The exercise
Which lines contain the word "الأمر"? Return each of them as written.

Input for this task

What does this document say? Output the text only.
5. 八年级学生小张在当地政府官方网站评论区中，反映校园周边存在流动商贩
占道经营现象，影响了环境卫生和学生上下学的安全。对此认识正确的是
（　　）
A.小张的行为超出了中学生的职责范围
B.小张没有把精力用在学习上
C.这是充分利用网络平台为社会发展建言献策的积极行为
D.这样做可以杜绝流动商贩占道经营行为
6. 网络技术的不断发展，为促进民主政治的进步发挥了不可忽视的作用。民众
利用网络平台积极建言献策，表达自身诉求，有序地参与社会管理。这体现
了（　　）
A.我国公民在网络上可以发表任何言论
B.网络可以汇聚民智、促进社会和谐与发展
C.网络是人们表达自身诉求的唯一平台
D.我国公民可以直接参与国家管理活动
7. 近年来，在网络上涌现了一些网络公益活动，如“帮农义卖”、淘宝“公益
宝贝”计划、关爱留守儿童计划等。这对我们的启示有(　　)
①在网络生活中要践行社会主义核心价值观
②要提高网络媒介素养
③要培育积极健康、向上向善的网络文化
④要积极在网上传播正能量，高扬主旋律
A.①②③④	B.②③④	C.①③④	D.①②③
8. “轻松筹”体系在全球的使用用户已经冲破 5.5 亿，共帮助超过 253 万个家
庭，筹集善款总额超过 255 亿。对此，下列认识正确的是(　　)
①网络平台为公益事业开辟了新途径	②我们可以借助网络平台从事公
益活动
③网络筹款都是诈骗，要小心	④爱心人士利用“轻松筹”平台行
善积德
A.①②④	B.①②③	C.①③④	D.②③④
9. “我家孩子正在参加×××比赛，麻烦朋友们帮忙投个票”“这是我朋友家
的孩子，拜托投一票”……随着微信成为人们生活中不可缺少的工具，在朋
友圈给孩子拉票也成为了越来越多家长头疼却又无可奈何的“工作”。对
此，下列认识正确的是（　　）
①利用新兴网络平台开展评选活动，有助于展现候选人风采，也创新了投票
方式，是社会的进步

* * *

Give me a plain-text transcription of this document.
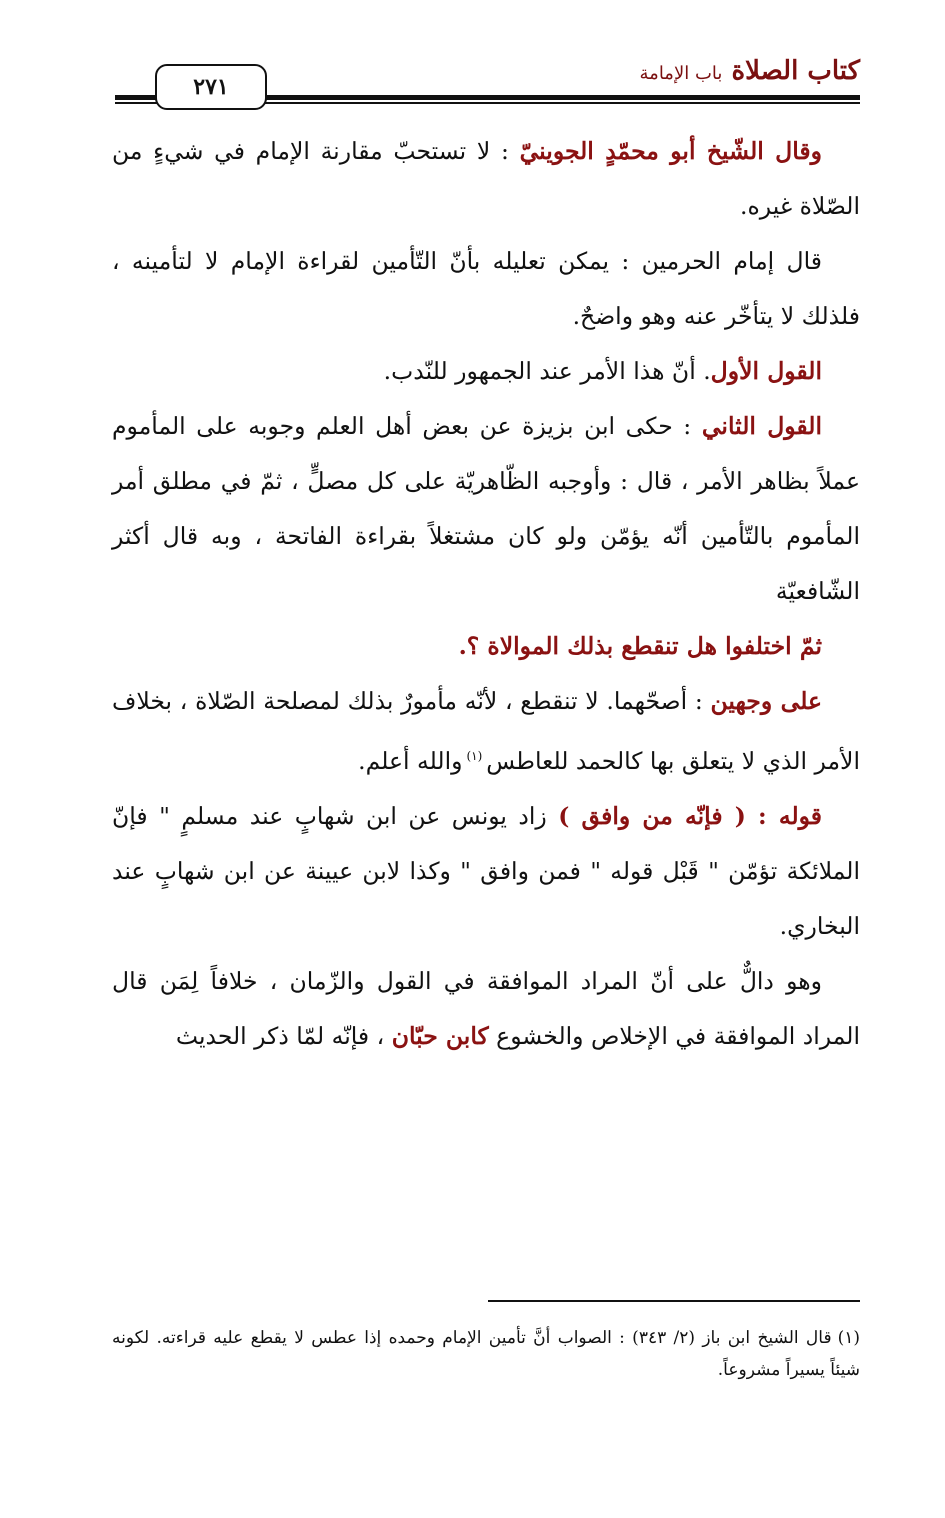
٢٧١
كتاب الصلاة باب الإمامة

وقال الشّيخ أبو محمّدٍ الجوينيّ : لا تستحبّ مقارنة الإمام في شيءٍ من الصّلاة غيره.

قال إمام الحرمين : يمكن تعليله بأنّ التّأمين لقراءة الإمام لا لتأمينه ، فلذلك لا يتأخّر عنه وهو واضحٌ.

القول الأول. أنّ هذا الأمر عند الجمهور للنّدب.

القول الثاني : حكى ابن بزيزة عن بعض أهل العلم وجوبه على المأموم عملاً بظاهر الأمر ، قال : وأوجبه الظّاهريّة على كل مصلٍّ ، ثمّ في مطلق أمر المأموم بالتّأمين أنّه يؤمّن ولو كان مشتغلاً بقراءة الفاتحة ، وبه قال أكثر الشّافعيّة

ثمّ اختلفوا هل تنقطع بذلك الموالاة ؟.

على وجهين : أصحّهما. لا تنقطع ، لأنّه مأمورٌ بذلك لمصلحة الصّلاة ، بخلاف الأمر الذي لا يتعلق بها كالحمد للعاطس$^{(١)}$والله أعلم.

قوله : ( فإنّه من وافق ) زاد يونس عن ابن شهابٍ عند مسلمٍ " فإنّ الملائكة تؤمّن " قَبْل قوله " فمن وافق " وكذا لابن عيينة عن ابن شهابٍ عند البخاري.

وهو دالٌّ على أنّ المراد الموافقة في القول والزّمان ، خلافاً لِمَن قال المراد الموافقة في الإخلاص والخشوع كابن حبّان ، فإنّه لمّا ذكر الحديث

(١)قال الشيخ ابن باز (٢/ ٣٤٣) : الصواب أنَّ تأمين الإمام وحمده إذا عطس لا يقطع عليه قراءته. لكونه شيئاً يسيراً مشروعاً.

Result of this exercise
القول الأول. أنّ هذا الأمر عند الجمهور للنّدب.
القول الثاني : حكى ابن بزيزة عن بعض أهل العلم وجوبه على المأموم عملاً بظاهر الأمر ، قال : وأوجبه الظّاهريّة على كل مصلٍّ ، ثمّ في مطلق أمر المأموم بالتّأمين أنّه يؤمّن ولو كان مشتغلاً بقراءة الفاتحة ، وبه قال أكثر الشّافعيّة
على وجهين : أصحّهما. لا تنقطع ، لأنّه مأمورٌ بذلك لمصلحة الصّلاة ، بخلاف الأمر الذي لا يتعلق بها كالحمد للعاطس$^{(١)}$والله أعلم.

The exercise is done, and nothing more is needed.